### EXTRAIT DU TEXTE

PROGRAMME 355
« CHARGE DE LA DETTE DE SNCF RÉSEAU
REPRISE PAR L'ÉTAT »

A. SI ELLE CONSTITUE UN GESTE FORT ET HISTORIQUE, LA REPRISE DE 35 MILLIARDS D'EUROS DE LA DETTE DE SNCF RÉSEAU NE DÉGAGE PAS POUR AUTANT L'HORIZON INCERTAIN DU GESTIONNAIRE D'INFRASTRUCTURES FERROVIAIRES

Au 31 décembre 2019 , la dette financière nette de SNCF Réseau représentait 51,9 milliards d'euros . Cet encours de dette, dont l'origine s'expliquait largement par les sous-investissements structurels de l'État dans un contexte de « tout TGV », générait des charges d'intérêt annuelles d'environ 1,3 milliard d'euros pour le gestionnaire d'infrastructures ferroviaires français. Ces frais financiers pesaient très lourdement sur la situation financière de l'entreprise et empêchaient toute perspective d'un retour encore aujourd'hui hypothétique, à l'équilibre économique et financier .

Lors de la discussion du projet de loi pour un nouveau pacte ferroviaire, l'État s'était engagé à reprendre 35 milliards d'euros de la dette de SNCF Réseau dans le cadre de la transformation de l'opérateur en société anonyme à capitaux publics .

######
### DONNÉES FOURNIES

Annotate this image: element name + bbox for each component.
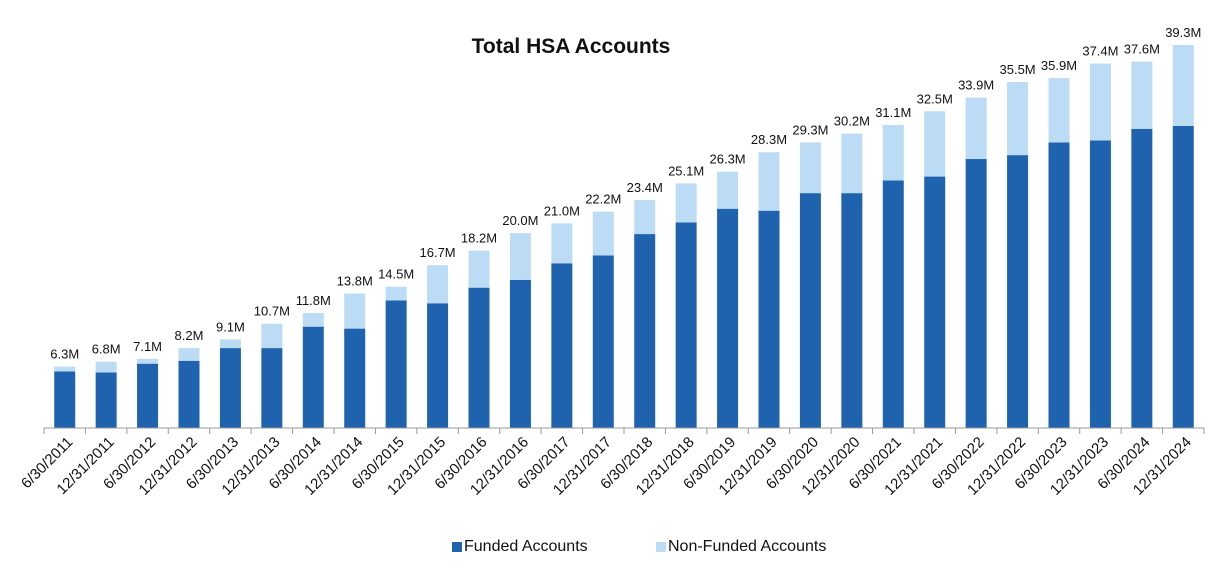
total-label: 21.0M [544, 203, 580, 218]
legend-swatch [452, 542, 462, 552]
total-label: 26.3M [710, 152, 746, 167]
total-label: 11.8M [296, 293, 331, 308]
total-label: 35.9M [1041, 58, 1077, 73]
bar-segment [717, 171, 739, 209]
bar-segment [799, 193, 821, 428]
bar-segment [302, 313, 324, 327]
bar-segment [799, 142, 821, 194]
total-label: 37.6M [1124, 42, 1160, 57]
bar-segment [1089, 140, 1111, 429]
total-label: 22.2M [585, 192, 621, 207]
bar-segment [178, 348, 200, 361]
bar-segment [551, 223, 573, 264]
bar-segment [592, 211, 614, 256]
bar-segment [675, 222, 697, 428]
bar-segment [261, 323, 283, 349]
total-label: 39.3M [1165, 25, 1201, 40]
bar-segment [882, 124, 904, 181]
bar-segment [1172, 125, 1194, 429]
bar-segment [965, 97, 987, 160]
legend-swatch [656, 542, 666, 552]
bar-segment [137, 363, 159, 428]
bar-segment [758, 152, 780, 211]
bar-segment [1007, 82, 1029, 156]
total-label: 23.4M [627, 180, 663, 195]
bar-segment [924, 176, 946, 428]
total-label: 13.8M [337, 274, 373, 289]
total-label: 6.3M [50, 347, 79, 362]
total-label: 33.9M [958, 78, 994, 93]
bar-segment [385, 300, 407, 428]
bar-segment [344, 293, 366, 329]
bar-segment [54, 366, 76, 372]
bar-segment [468, 250, 490, 288]
total-label: 32.5M [917, 91, 953, 106]
bar-segment [634, 199, 656, 235]
total-label: 31.1M [875, 105, 911, 120]
bar-segment [468, 287, 490, 428]
chart-title: Total HSA Accounts [472, 35, 671, 58]
bar-segment [1007, 155, 1029, 428]
total-label: 8.2M [175, 328, 204, 343]
bar-segment [1048, 78, 1070, 143]
bar-segment [1131, 61, 1153, 129]
bar-segment [717, 208, 739, 428]
bar-segment [634, 234, 656, 428]
total-label: 10.7M [254, 304, 290, 319]
total-label: 25.1M [668, 163, 704, 178]
bar-segment [551, 263, 573, 428]
bar-segment [882, 180, 904, 428]
legend-label: Funded Accounts [464, 538, 588, 555]
bar-segment [178, 360, 200, 428]
legend-label: Non-Funded Accounts [668, 538, 826, 555]
bar-segment [95, 372, 117, 428]
total-label: 7.1M [133, 339, 162, 354]
bar-segment [1089, 63, 1111, 141]
bar-segment [841, 193, 863, 428]
total-label: 28.3M [751, 132, 787, 147]
bar-segment [924, 111, 946, 177]
total-label: 16.7M [420, 245, 456, 260]
bar-segment [219, 339, 241, 349]
bar-segment [965, 159, 987, 429]
bar-segment [1048, 142, 1070, 428]
bar-segment [1131, 128, 1153, 428]
bar-segment [675, 183, 697, 223]
total-label: 18.2M [461, 231, 497, 246]
total-label: 9.1M [216, 319, 245, 334]
total-label: 14.5M [378, 267, 414, 282]
bar-segment [509, 233, 531, 280]
bar-segment [592, 255, 614, 428]
bar-segment [137, 358, 159, 364]
total-label: 30.2M [834, 114, 870, 129]
bar-segment [54, 371, 76, 428]
bar-segment [758, 210, 780, 428]
bar-segment [509, 279, 531, 428]
bar-segment [427, 265, 449, 304]
bar-segment [261, 348, 283, 428]
total-label: 20.0M [502, 213, 538, 228]
total-label: 29.3M [792, 122, 828, 137]
bar-segment [95, 361, 117, 373]
bar-segment [841, 133, 863, 194]
bar-segment [385, 286, 407, 301]
total-label: 6.8M [92, 342, 121, 357]
total-label: 37.4M [1082, 44, 1118, 59]
bar-segment [344, 328, 366, 428]
bar-segment [302, 326, 324, 428]
total-label: 35.5M [1000, 62, 1036, 77]
bar-segment [219, 348, 241, 428]
bar-segment [1172, 45, 1194, 126]
bar-segment [427, 303, 449, 428]
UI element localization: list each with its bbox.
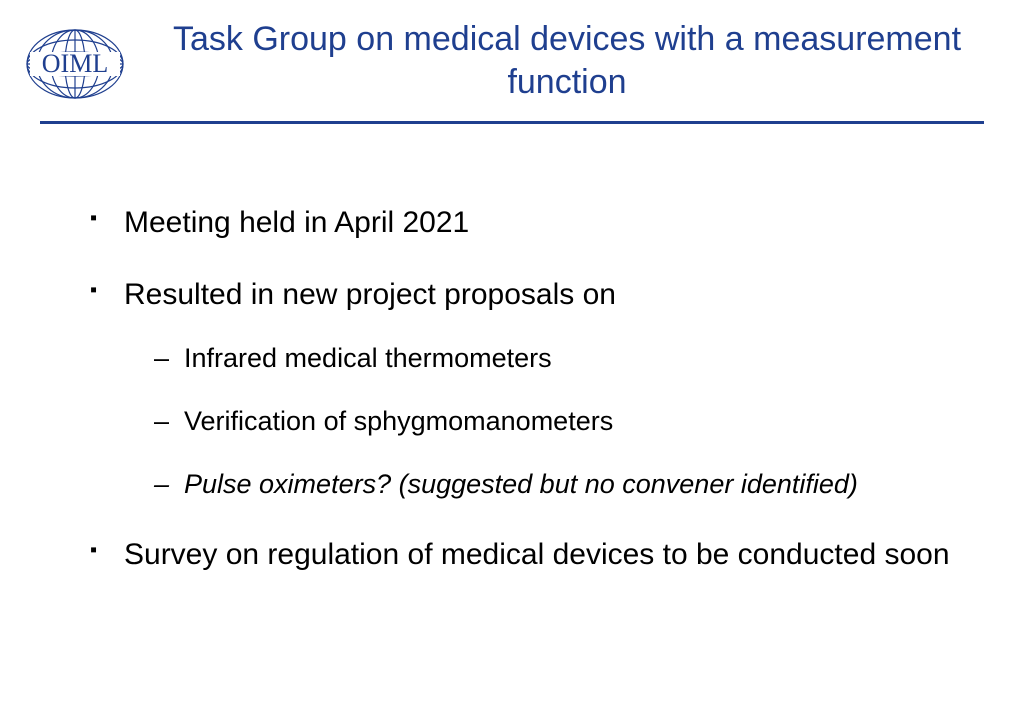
bullet-text: Meeting held in April 2021 [124, 206, 469, 239]
bullet-level2: Pulse oximeters? (suggested but no conve… [154, 467, 964, 502]
logo-text: OIML [42, 49, 108, 78]
oiml-logo: OIML [20, 18, 140, 109]
bullet-level2: Verification of sphygmomanometers [154, 404, 964, 439]
bullet-text: Resulted in new project proposals on [124, 278, 616, 311]
bullet-level1: Resulted in new project proposals on Infr… [90, 276, 964, 503]
bullet-text: Pulse oximeters? (suggested but no conve… [184, 469, 858, 499]
bullet-level2: Infrared medical thermometers [154, 341, 964, 376]
bullet-level1: Survey on regulation of medical devices … [90, 536, 964, 574]
slide-header: OIML Task Group on medical devices with … [0, 0, 1024, 109]
slide-title: Task Group on medical devices with a mea… [140, 18, 984, 103]
slide-body: Meeting held in April 2021 Resulted in ne… [0, 124, 1024, 574]
bullet-text: Infrared medical thermometers [184, 343, 552, 373]
bullet-level1: Meeting held in April 2021 [90, 204, 964, 242]
bullet-text: Verification of sphygmomanometers [184, 406, 613, 436]
bullet-text: Survey on regulation of medical devices … [124, 538, 950, 571]
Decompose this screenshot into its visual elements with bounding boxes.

######

# [LES CONSIGNES]
- A) Selon le texte sur la dette de SNCF Réseau, quel était le montant de la dette financière nette de SNCF Réseau au 31 décembre 2019 ?
- B) Poursuivez le texte sur la dette de SNCF Réseau à partir de sa dernière phrase.

# [CONSIGNES CORRIGÉES]
- A) Elle représentait 51,9 milliards d'euros.

- B)
La première étape de cette reprise de dette, pour un montant de 25 milliards d'euros, a été mise en oeuvre le 1 er janvier 2020 . La seconde étape conduisant à la reprise des 10 milliards d'euros restants doit intervenir le 1 er janvier 2022 . L'article 40 du présent projet de loi de finances en propose les modalités, en tous points identiques à la procédure mise en oeuvre en 2020.

L'engagement pris en 2018 a été tenu. Les rapporteurs spéciaux tiennent à saluer ce geste fort et historique de l'État . Alors que le sujet de l'accumulation non maîtrisée de la dette du gestionnaire d'infrastructures ferroviaires français empoisonne le modèle économique du secteur ferroviaire français depuis des décennies , les gouvernements successifs n'avaient pas su prendre cette décision indispensable et légitime dans la mesure où elle vient essentiellement compenser des décennies de sous-investissements de l'État dans le réseau ferré national.

Néanmoins, ils tiennent à souligner que cette reprise partielle de la dette de SNCF Réseau est bien loin de solutionner tous les problèmes du gestionnaire d'infrastructures. L'efficacité de cette mesure est conditionnée à la non reconstitution de la dette de SNCF Réseau, problématique jamais résolue jusqu'à aujourd'hui et qui constitue le point noir du système ferroviaire .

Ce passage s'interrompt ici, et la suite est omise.